Set exercise =
Where a line in the listing contains the string "Relational", copy that line out.

Data for this exercise =
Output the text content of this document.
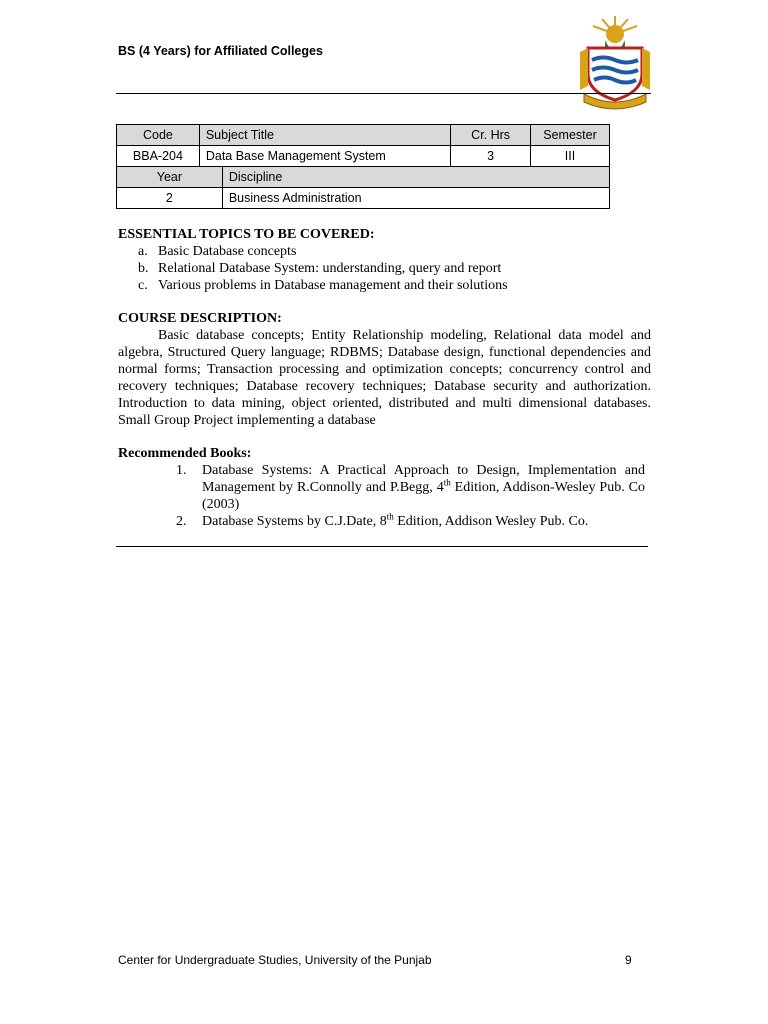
BS (4 Years) for Affiliated Colleges
Code	Subject Title	Cr. Hrs	Semester
BBA-204	Data Base Management System	3	III
Year	Discipline
2	Business Administration

ESSENTIAL TOPICS TO BE COVERED:

a. Basic Database concepts
b. Relational Database System: understanding, query and report
c. Various problems in Database management and their solutions

COURSE DESCRIPTION:

Basic database concepts; Entity Relationship modeling, Relational data model and algebra, Structured Query language; RDBMS; Database design, functional dependencies and normal forms; Transaction processing and optimization concepts; concurrency control and recovery techniques; Database recovery techniques; Database security and authorization. Introduction to data mining, object oriented, distributed and multi dimensional databases. Small Group Project implementing a database

Recommended Books:

1. Database Systems: A Practical Approach to Design, Implementation and Management by R.Connolly and P.Begg, 4th Edition, Addison-Wesley Pub. Co (2003)
2. Database Systems by C.J.Date, 8th Edition, Addison Wesley Pub. Co.
Center for Undergraduate Studies, University of the Punjab	9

Task answer =
b. Relational Database System: understanding, query and report
Basic database concepts; Entity Relationship modeling, Relational data model and algebra, Structured Query language; RDBMS; Database design, functional dependencies and normal forms; Transaction processing and optimization concepts; concurrency control and recovery techniques; Database recovery techniques; Database security and authorization. Introduction to data mining, object oriented, distributed and multi dimensional databases. Small Group Project implementing a database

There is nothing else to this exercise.